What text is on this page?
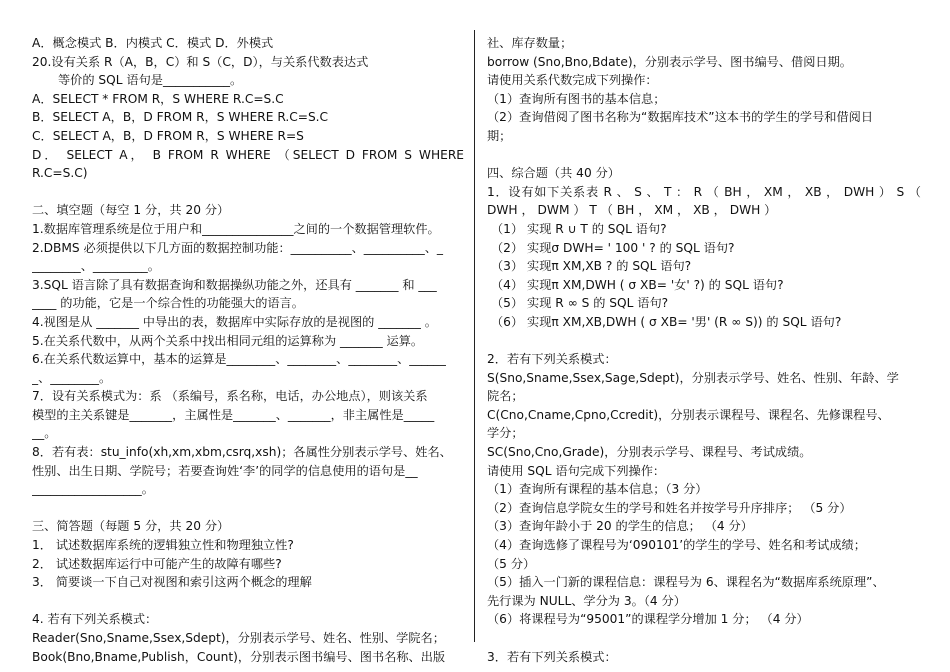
A．概念模式 B．内模式 C．模式 D．外模式
20.设有关系 R（A，B，C）和 S（C，D），与关系代数表达式
等价的 SQL 语句是___________。
A．SELECT * FROM R，S WHERE R.C=S.C
B．SELECT A，B，D FROM R，S WHERE R.C=S.C
C．SELECT A，B，D FROM R，S WHERE R=S
D． SELECT A， B FROM R WHERE （SELECT D FROM S WHERE
R.C=S.C)
二、填空题（每空 1 分，共 20 分）
1.数据库管理系统是位于用户和_______________之间的一个数据管理软件。
2.DBMS 必须提供以下几方面的数据控制功能：__________、__________、_
________、_________。
3.SQL 语言除了具有数据查询和数据操纵功能之外，还具有 _______ 和 ___
____ 的功能，它是一个综合性的功能强大的语言。
4.视图是从 _______ 中导出的表，数据库中实际存放的是视图的 _______ 。
5.在关系代数中，从两个关系中找出相同元组的运算称为 _______ 运算。
6.在关系代数运算中，基本的运算是________、________、________、______
_、________。
7．设有关系模式为：系 （系编号，系名称，电话，办公地点），则该关系
模型的主关系键是_______，主属性是_______、_______，非主属性是_____
__。
8．若有表：stu_info(xh,xm,xbm,csrq,xsh)；各属性分别表示学号、姓名、
性别、出生日期、学院号；若要查询姓‘李’的同学的信息使用的语句是__
__________________。
三、简答题（每题 5 分，共 20 分）
1． 试述数据库系统的逻辑独立性和物理独立性?
2． 试述数据库运行中可能产生的故障有哪些?
3． 简要谈一下自己对视图和索引这两个概念的理解
4. 若有下列关系模式：
Reader(Sno,Sname,Ssex,Sdept)，分别表示学号、姓名、性别、学院名；
Book(Bno,Bname,Publish，Count)，分别表示图书编号、图书名称、出版
社、库存数量；
borrow (Sno,Bno,Bdate)，分别表示学号、图书编号、借阅日期。
请使用关系代数完成下列操作：
（1）查询所有图书的基本信息；
（2）查询借阅了图书名称为“数据库技术”这本书的学生的学号和借阅日
期；
四、综合题（共 40 分）
1．设有如下关系表 R 、 S 、 T ： R （ BH ， XM ， XB ， DWH ） S （
DWH ， DWM ） T （ BH ， XM ， XB ， DWH ）
（1） 实现 R ∪ T 的 SQL 语句?
（2） 实现σ DWH= ' 100 ' ? 的 SQL 语句?
（3） 实现π XM,XB ? 的 SQL 语句?
（4） 实现π XM,DWH ( σ XB= '女' ?) 的 SQL 语句?
（5） 实现 R ∞ S 的 SQL 语句?
（6） 实现π XM,XB,DWH ( σ XB= '男' (R ∞ S)) 的 SQL 语句?
2．若有下列关系模式：
S(Sno,Sname,Ssex,Sage,Sdept)，分别表示学号、姓名、性别、年龄、学
院名；
C(Cno,Cname,Cpno,Ccredit)，分别表示课程号、课程名、先修课程号、
学分；
SC(Sno,Cno,Grade)，分别表示学号、课程号、考试成绩。
请使用 SQL 语句完成下列操作：
（1）查询所有课程的基本信息；（3 分）
（2）查询信息学院女生的学号和姓名并按学号升序排序； （5 分）
（3）查询年龄小于 20 的学生的信息； （4 分）
（4）查询选修了课程号为‘090101’的学生的学号、姓名和考试成绩；
（5 分）
（5）插入一门新的课程信息：课程号为 6、课程名为“数据库系统原理”、
先行课为 NULL、学分为 3。（4 分）
（6）将课程号为“95001”的课程学分增加 1 分； （4 分）
3．若有下列关系模式：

=====

### PROBLEM REQUIREMENTS
Reproduce the material word for word, minus the images.

### THE SOLUTION
What text is on this page?
A．概念模式 B．内模式 C．模式 D．外模式
20.设有关系 R（A，B，C）和 S（C，D），与关系代数表达式
等价的 SQL 语句是___________。
A．SELECT * FROM R，S WHERE R.C=S.C
B．SELECT A，B，D FROM R，S WHERE R.C=S.C
C．SELECT A，B，D FROM R，S WHERE R=S
D． SELECT A， B FROM R WHERE （SELECT D FROM S WHERE
R.C=S.C)
二、填空题（每空 1 分，共 20 分）
1.数据库管理系统是位于用户和_______________之间的一个数据管理软件。
2.DBMS 必须提供以下几方面的数据控制功能：__________、__________、_
________、_________。
3.SQL 语言除了具有数据查询和数据操纵功能之外，还具有 _______ 和 ___
____ 的功能，它是一个综合性的功能强大的语言。
4.视图是从 _______ 中导出的表，数据库中实际存放的是视图的 _______ 。
5.在关系代数中，从两个关系中找出相同元组的运算称为 _______ 运算。
6.在关系代数运算中，基本的运算是________、________、________、______
_、________。
7．设有关系模式为：系 （系编号，系名称，电话，办公地点），则该关系
模型的主关系键是_______，主属性是_______、_______，非主属性是_____
__。
8．若有表：stu_info(xh,xm,xbm,csrq,xsh)；各属性分别表示学号、姓名、
性别、出生日期、学院号；若要查询姓‘李’的同学的信息使用的语句是__
__________________。
三、简答题（每题 5 分，共 20 分）
1． 试述数据库系统的逻辑独立性和物理独立性?
2． 试述数据库运行中可能产生的故障有哪些?
3． 简要谈一下自己对视图和索引这两个概念的理解
4. 若有下列关系模式：
Reader(Sno,Sname,Ssex,Sdept)，分别表示学号、姓名、性别、学院名；
Book(Bno,Bname,Publish，Count)，分别表示图书编号、图书名称、出版
社、库存数量；
borrow (Sno,Bno,Bdate)，分别表示学号、图书编号、借阅日期。
请使用关系代数完成下列操作：
（1）查询所有图书的基本信息；
（2）查询借阅了图书名称为“数据库技术”这本书的学生的学号和借阅日
期；
四、综合题（共 40 分）
1．设有如下关系表 R 、 S 、 T ： R （ BH ， XM ， XB ， DWH ） S （
DWH ， DWM ） T （ BH ， XM ， XB ， DWH ）
（1） 实现 R ∪ T 的 SQL 语句?
（2） 实现σ DWH= ' 100 ' ? 的 SQL 语句?
（3） 实现π XM,XB ? 的 SQL 语句?
（4） 实现π XM,DWH ( σ XB= '女' ?) 的 SQL 语句?
（5） 实现 R ∞ S 的 SQL 语句?
（6） 实现π XM,XB,DWH ( σ XB= '男' (R ∞ S)) 的 SQL 语句?
2．若有下列关系模式：
S(Sno,Sname,Ssex,Sage,Sdept)，分别表示学号、姓名、性别、年龄、学
院名；
C(Cno,Cname,Cpno,Ccredit)，分别表示课程号、课程名、先修课程号、
学分；
SC(Sno,Cno,Grade)，分别表示学号、课程号、考试成绩。
请使用 SQL 语句完成下列操作：
（1）查询所有课程的基本信息；（3 分）
（2）查询信息学院女生的学号和姓名并按学号升序排序； （5 分）
（3）查询年龄小于 20 的学生的信息； （4 分）
（4）查询选修了课程号为‘090101’的学生的学号、姓名和考试成绩；
（5 分）
（5）插入一门新的课程信息：课程号为 6、课程名为“数据库系统原理”、
先行课为 NULL、学分为 3。（4 分）
（6）将课程号为“95001”的课程学分增加 1 分； （4 分）
3．若有下列关系模式：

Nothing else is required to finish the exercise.